→ What the task requires:
Transcribe the listing in full, excluding any pictures.

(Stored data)

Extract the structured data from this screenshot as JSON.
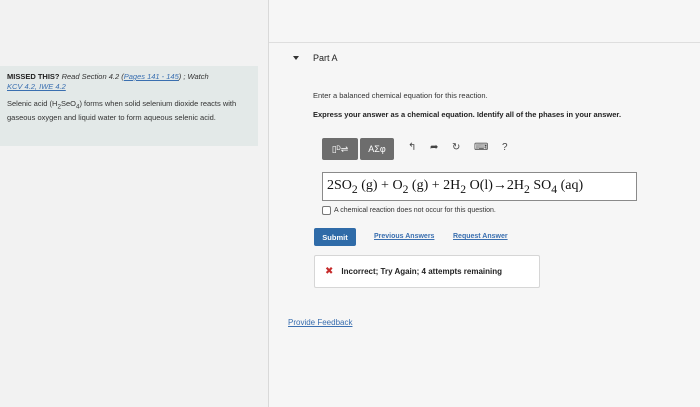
{
  "hint": {
    "missed_label": "MISSED THIS?",
    "read_prefix": " Read Section 4.2 (",
    "pages_link": "Pages 141 - 145",
    "read_suffix": ") ; Watch ",
    "video_link": "KCV 4.2, IWE 4.2",
    "description_pre": "Selenic acid (",
    "formula_html": "H<sub>2</sub>SeO<sub>4</sub>",
    "description_post": ") forms when solid selenium dioxide reacts with gaseous oxygen and liquid water to form aqueous selenic acid."
  },
  "part": {
    "title": "Part A",
    "prompt": "Enter a balanced chemical equation for this reaction.",
    "instruction": "Express your answer as a chemical equation. Identify all of the phases in your answer."
  },
  "toolbar": {
    "template_label": "▯ᴰ⇌",
    "symbols_label": "ΑΣφ",
    "undo_icon": "undo-icon",
    "redo_icon": "redo-icon",
    "reset_icon": "reset-icon",
    "keyboard_icon": "keyboard-icon",
    "help_label": "?"
  },
  "answer": {
    "equation_html": "2SO<sub>2</sub> (g) + O<sub>2</sub> (g) + 2H<sub>2</sub> O(l)→2H<sub>2</sub> SO<sub>4</sub> (aq)"
  },
  "no_reaction_label": "A chemical reaction does not occur for this question.",
  "actions": {
    "submit": "Submit",
    "previous": "Previous Answers",
    "request": "Request Answer"
  },
  "feedback": {
    "message": "Incorrect; Try Again; 4 attempts remaining"
  },
  "provide_feedback": "Provide Feedback"
}
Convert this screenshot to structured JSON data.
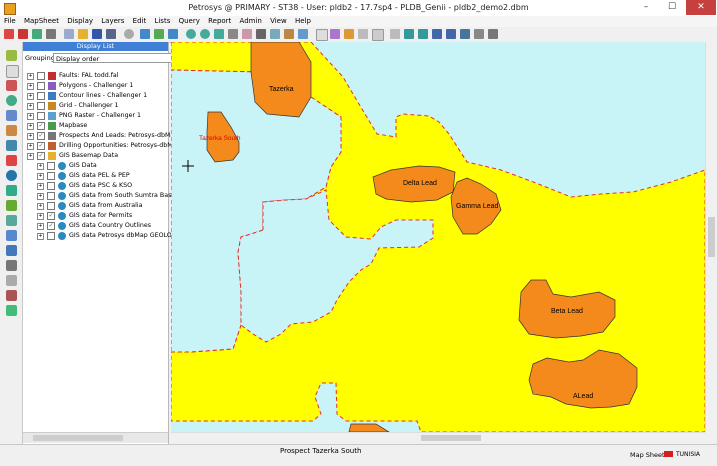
{
  "window": {
    "title": "Petrosys @ PRIMARY - ST38 - User: pldb2 - 17.7sp4 - PLDB_Genii - pldb2_demo2.dbm",
    "minimize": "–",
    "maximize": "☐",
    "close": "✕"
  },
  "menu": [
    "File",
    "MapSheet",
    "Display",
    "Layers",
    "Edit",
    "Lists",
    "Query",
    "Report",
    "Admin",
    "View",
    "Help"
  ],
  "display_list": {
    "header": "Display List",
    "grouping_label": "Grouping",
    "grouping_value": "Display order",
    "layers": [
      {
        "label": "Faults: FAL todd.fal",
        "checked": false,
        "icon": "fault-icon"
      },
      {
        "label": "Polygons - Challenger 1",
        "checked": false,
        "icon": "polygon-icon"
      },
      {
        "label": "Contour lines - Challenger 1",
        "checked": false,
        "icon": "contour-icon"
      },
      {
        "label": "Grid - Challenger 1",
        "checked": false,
        "icon": "grid-icon"
      },
      {
        "label": "PNG Raster - Challenger 1",
        "checked": false,
        "icon": "raster-icon"
      },
      {
        "label": "Mapbase",
        "checked": true,
        "icon": "mapbase-icon"
      },
      {
        "label": "Prospects And Leads: Petrosys-dbMap",
        "checked": true,
        "icon": "prospect-icon"
      },
      {
        "label": "Drilling Opportunities: Petrosys-dbMap",
        "checked": true,
        "icon": "drilling-icon"
      },
      {
        "label": "GIS Basemap Data",
        "checked": true,
        "icon": "folder-icon"
      },
      {
        "label": "GIS Data",
        "checked": false,
        "icon": "gis-icon"
      },
      {
        "label": "GIS data PEL & PEP",
        "checked": false,
        "icon": "gis-icon"
      },
      {
        "label": "GIS data PSC & KSO",
        "checked": false,
        "icon": "gis-icon"
      },
      {
        "label": "GIS data from South Sumtra Basin",
        "checked": false,
        "icon": "gis-icon"
      },
      {
        "label": "GIS data from Australia",
        "checked": false,
        "icon": "gis-icon"
      },
      {
        "label": "GIS data for Permits",
        "checked": true,
        "icon": "gis-icon"
      },
      {
        "label": "GIS data Country Outlines",
        "checked": true,
        "icon": "gis-icon"
      },
      {
        "label": "GIS data Petrosys dbMap GEOLOG",
        "checked": false,
        "icon": "gis-icon"
      }
    ]
  },
  "map": {
    "labels": [
      "Tazerka",
      "Tazerka South",
      "Delta Lead",
      "Gamma Lead",
      "Beta Lead",
      "ALead"
    ],
    "colors": {
      "sea": "#c8f4f8",
      "land": "#ffff00",
      "prospect": "#f58a1c",
      "boundary": "#e03030",
      "highlight_label": "#e00000"
    }
  },
  "status": {
    "message": "Prospect Tazerka South",
    "mode": "Map Sheet",
    "region": "TUNISIA"
  }
}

→ Full output:
Extract the structured data from this screenshot as JSON.
{
  "hint": {
    "missed_label": "MISSED THIS?",
    "read_prefix": " Read Section 4.2 (",
    "pages_link": "Pages 141 - 145",
    "read_suffix": ") ; Watch ",
    "video_link": "KCV 4.2, IWE 4.2",
    "description_pre": "Selenic acid (",
    "formula_html": "H<sub>2</sub>SeO<sub>4</sub>",
    "description_post": ") forms when solid selenium dioxide reacts with gaseous oxygen and liquid water to form aqueous selenic acid."
  },
  "part": {
    "title": "Part A",
    "prompt": "Enter a balanced chemical equation for this reaction.",
    "instruction": "Express your answer as a chemical equation. Identify all of the phases in your answer."
  },
  "toolbar": {
    "template_label": "▯ᴰ⇌",
    "symbols_label": "ΑΣφ",
    "undo_icon": "undo-icon",
    "redo_icon": "redo-icon",
    "reset_icon": "reset-icon",
    "keyboard_icon": "keyboard-icon",
    "help_label": "?"
  },
  "answer": {
    "equation_html": "2SO<sub>2</sub> (g) + O<sub>2</sub> (g) + 2H<sub>2</sub> O(l)→2H<sub>2</sub> SO<sub>4</sub> (aq)"
  },
  "no_reaction_label": "A chemical reaction does not occur for this question.",
  "actions": {
    "submit": "Submit",
    "previous": "Previous Answers",
    "request": "Request Answer"
  },
  "feedback": {
    "message": "Incorrect; Try Again; 4 attempts remaining"
  },
  "provide_feedback": "Provide Feedback"
}
Convert this screenshot to structured JSON data.
{
  "window": {
    "title": "Petrosys @ PRIMARY - ST38 - User: pldb2 - 17.7sp4 - PLDB_Genii - pldb2_demo2.dbm",
    "minimize": "–",
    "maximize": "☐",
    "close": "✕"
  },
  "menu": [
    "File",
    "MapSheet",
    "Display",
    "Layers",
    "Edit",
    "Lists",
    "Query",
    "Report",
    "Admin",
    "View",
    "Help"
  ],
  "display_list": {
    "header": "Display List",
    "grouping_label": "Grouping",
    "grouping_value": "Display order",
    "layers": [
      {
        "label": "Faults: FAL todd.fal",
        "checked": false,
        "icon": "fault-icon"
      },
      {
        "label": "Polygons - Challenger 1",
        "checked": false,
        "icon": "polygon-icon"
      },
      {
        "label": "Contour lines - Challenger 1",
        "checked": false,
        "icon": "contour-icon"
      },
      {
        "label": "Grid - Challenger 1",
        "checked": false,
        "icon": "grid-icon"
      },
      {
        "label": "PNG Raster - Challenger 1",
        "checked": false,
        "icon": "raster-icon"
      },
      {
        "label": "Mapbase",
        "checked": true,
        "icon": "mapbase-icon"
      },
      {
        "label": "Prospects And Leads: Petrosys-dbMap",
        "checked": true,
        "icon": "prospect-icon"
      },
      {
        "label": "Drilling Opportunities: Petrosys-dbMap",
        "checked": true,
        "icon": "drilling-icon"
      },
      {
        "label": "GIS Basemap Data",
        "checked": true,
        "icon": "folder-icon"
      },
      {
        "label": "GIS Data",
        "checked": false,
        "icon": "gis-icon"
      },
      {
        "label": "GIS data PEL & PEP",
        "checked": false,
        "icon": "gis-icon"
      },
      {
        "label": "GIS data PSC & KSO",
        "checked": false,
        "icon": "gis-icon"
      },
      {
        "label": "GIS data from South Sumtra Basin",
        "checked": false,
        "icon": "gis-icon"
      },
      {
        "label": "GIS data from Australia",
        "checked": false,
        "icon": "gis-icon"
      },
      {
        "label": "GIS data for Permits",
        "checked": true,
        "icon": "gis-icon"
      },
      {
        "label": "GIS data Country Outlines",
        "checked": true,
        "icon": "gis-icon"
      },
      {
        "label": "GIS data Petrosys dbMap GEOLOG",
        "checked": false,
        "icon": "gis-icon"
      }
    ]
  },
  "map": {
    "labels": [
      "Tazerka",
      "Tazerka South",
      "Delta Lead",
      "Gamma Lead",
      "Beta Lead",
      "ALead"
    ],
    "colors": {
      "sea": "#c8f4f8",
      "land": "#ffff00",
      "prospect": "#f58a1c",
      "boundary": "#e03030",
      "highlight_label": "#e00000"
    }
  },
  "status": {
    "message": "Prospect Tazerka South",
    "mode": "Map Sheet",
    "region": "TUNISIA"
  }
}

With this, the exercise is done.